§ Exercise objective: Pull out all lines from the listing below in which the word "Bill" appears.

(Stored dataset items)
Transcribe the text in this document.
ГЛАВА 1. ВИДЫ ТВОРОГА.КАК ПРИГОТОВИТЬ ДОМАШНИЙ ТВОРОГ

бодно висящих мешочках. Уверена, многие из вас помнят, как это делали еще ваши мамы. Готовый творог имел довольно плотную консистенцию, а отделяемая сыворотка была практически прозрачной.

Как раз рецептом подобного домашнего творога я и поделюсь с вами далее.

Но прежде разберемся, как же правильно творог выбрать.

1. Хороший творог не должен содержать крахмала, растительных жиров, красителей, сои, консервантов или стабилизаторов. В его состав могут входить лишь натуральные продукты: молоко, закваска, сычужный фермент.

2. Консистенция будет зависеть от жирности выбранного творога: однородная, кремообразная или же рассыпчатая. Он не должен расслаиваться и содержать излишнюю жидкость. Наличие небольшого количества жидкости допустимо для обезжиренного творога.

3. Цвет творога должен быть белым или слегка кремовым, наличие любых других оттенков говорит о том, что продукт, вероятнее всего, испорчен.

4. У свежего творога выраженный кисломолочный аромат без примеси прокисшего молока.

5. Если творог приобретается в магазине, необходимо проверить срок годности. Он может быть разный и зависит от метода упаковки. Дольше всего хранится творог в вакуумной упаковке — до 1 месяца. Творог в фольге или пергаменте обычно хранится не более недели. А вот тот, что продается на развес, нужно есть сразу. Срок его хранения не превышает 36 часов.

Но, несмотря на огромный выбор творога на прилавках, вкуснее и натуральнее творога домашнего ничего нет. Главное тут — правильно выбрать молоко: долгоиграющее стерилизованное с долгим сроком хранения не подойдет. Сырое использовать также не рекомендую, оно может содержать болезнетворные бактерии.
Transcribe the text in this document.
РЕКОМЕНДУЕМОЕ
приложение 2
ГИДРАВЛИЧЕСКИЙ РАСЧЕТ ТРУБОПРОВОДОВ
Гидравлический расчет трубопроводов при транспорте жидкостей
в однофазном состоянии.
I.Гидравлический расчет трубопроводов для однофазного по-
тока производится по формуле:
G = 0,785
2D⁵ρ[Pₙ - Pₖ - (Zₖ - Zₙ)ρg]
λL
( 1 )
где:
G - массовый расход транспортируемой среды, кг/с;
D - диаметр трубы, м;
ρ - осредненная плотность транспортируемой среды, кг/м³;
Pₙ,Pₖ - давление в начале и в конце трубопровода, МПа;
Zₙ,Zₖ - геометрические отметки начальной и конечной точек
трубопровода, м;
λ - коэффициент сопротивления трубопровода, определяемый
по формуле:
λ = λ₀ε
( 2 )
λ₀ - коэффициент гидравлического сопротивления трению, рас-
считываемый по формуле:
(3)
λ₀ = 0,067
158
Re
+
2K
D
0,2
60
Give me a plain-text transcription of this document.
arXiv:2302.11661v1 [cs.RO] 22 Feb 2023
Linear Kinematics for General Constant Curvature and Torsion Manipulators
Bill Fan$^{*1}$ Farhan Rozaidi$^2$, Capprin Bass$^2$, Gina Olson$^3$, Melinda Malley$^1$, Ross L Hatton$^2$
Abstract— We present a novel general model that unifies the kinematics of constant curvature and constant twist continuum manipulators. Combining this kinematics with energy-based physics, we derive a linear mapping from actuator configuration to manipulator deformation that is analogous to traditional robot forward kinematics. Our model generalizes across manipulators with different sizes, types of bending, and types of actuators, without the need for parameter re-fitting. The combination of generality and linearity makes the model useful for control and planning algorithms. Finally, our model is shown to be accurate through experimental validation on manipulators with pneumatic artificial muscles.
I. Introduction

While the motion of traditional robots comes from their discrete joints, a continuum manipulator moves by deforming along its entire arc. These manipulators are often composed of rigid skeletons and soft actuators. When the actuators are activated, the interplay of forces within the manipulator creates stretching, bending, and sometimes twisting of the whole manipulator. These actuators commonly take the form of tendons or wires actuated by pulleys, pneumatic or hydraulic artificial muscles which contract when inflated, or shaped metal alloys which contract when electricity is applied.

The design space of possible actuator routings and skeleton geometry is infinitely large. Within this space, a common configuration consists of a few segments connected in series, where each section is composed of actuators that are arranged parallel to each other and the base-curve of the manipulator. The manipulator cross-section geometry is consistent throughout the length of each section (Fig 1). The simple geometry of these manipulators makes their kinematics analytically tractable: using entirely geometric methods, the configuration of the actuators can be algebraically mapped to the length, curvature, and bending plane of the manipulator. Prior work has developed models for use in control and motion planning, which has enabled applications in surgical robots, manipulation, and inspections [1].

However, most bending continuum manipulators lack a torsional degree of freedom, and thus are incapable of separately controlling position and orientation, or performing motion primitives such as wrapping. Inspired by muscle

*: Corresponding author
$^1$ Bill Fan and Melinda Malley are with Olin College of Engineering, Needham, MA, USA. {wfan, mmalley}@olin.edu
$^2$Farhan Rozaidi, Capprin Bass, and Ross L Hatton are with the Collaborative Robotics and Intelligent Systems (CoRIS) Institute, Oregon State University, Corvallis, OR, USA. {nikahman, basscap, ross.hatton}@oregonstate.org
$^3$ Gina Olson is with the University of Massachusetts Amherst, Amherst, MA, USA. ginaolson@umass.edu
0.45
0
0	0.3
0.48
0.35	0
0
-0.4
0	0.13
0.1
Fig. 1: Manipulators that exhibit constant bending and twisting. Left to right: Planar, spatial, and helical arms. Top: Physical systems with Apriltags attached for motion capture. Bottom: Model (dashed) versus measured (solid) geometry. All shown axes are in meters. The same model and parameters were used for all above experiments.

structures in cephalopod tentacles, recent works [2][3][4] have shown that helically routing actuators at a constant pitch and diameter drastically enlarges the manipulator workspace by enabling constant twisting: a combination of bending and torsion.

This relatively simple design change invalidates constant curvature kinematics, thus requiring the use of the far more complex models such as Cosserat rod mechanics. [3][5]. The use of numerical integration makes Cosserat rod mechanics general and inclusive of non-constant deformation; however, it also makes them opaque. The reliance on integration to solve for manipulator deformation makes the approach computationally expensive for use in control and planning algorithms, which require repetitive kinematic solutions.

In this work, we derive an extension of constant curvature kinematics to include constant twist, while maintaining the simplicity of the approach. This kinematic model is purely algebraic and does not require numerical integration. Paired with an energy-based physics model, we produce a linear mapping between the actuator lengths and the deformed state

§ Response:
Bill Fan$^{*1}$ Farhan Rozaidi$^2$, Capprin Bass$^2$, Gina Olson$^3$, Melinda Malley$^1$, Ross L Hatton$^2$
$^1$ Bill Fan and Melinda Malley are with Olin College of Engineering, Needham, MA, USA. {wfan, mmalley}@olin.edu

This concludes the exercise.